Data in this exercise:
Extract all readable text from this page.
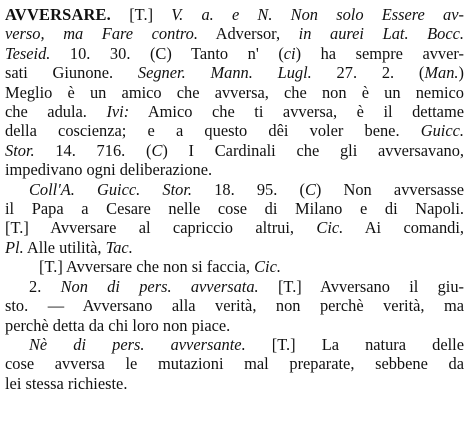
AVVERSARE. [T.] V. a. e N. Non solo Essere av-
verso, ma Fare contro. Adversor, in aurei Lat. Bocc.
Teseid. 10. 30. (C) Tanto n' (ci) ha sempre avver-
sati Giunone. Segner. Mann. Lugl. 27. 2. (Man.)
Meglio è un amico che avversa, che non è un nemico
che adula. Ivi: Amico che ti avversa, è il dettame
della coscienza; e a questo dêi voler bene. Guicc.
Stor. 14. 716. (C) I Cardinali che gli avversavano,
impedivano ogni deliberazione.
Coll'A. Guicc. Stor. 18. 95. (C) Non avversasse
il Papa a Cesare nelle cose di Milano e di Napoli.
[T.] Avversare al capriccio altrui, Cic. Ai comandi,
Pl. Alle utilità, Tac.
[T.] Avversare che non si faccia, Cic.
2. Non di pers. avversata. [T.] Avversano il giu-
sto. — Avversano alla verità, non perchè verità, ma
perchè detta da chi loro non piace.
Nè di pers. avversante. [T.] La natura delle
cose avversa le mutazioni mal preparate, sebbene da
lei stessa richieste.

Goal of the exercise: Transcribe the complete set of entries verbatim. No pictures belong in the copy.

Task solution:
Extract all readable text from this page.
AVVERSARE. [T.] V. a. e N. Non solo Essere av-
verso, ma Fare contro. Adversor, in aurei Lat. Bocc.
Teseid. 10. 30. (C) Tanto n' (ci) ha sempre avver-
sati Giunone. Segner. Mann. Lugl. 27. 2. (Man.)
Meglio è un amico che avversa, che non è un nemico
che adula. Ivi: Amico che ti avversa, è il dettame
della coscienza; e a questo dêi voler bene. Guicc.
Stor. 14. 716. (C) I Cardinali che gli avversavano,
impedivano ogni deliberazione.
Coll'A. Guicc. Stor. 18. 95. (C) Non avversasse
il Papa a Cesare nelle cose di Milano e di Napoli.
[T.] Avversare al capriccio altrui, Cic. Ai comandi,
Pl. Alle utilità, Tac.
[T.] Avversare che non si faccia, Cic.
2. Non di pers. avversata. [T.] Avversano il giu-
sto. — Avversano alla verità, non perchè verità, ma
perchè detta da chi loro non piace.
Nè di pers. avversante. [T.] La natura delle
cose avversa le mutazioni mal preparate, sebbene da
lei stessa richieste.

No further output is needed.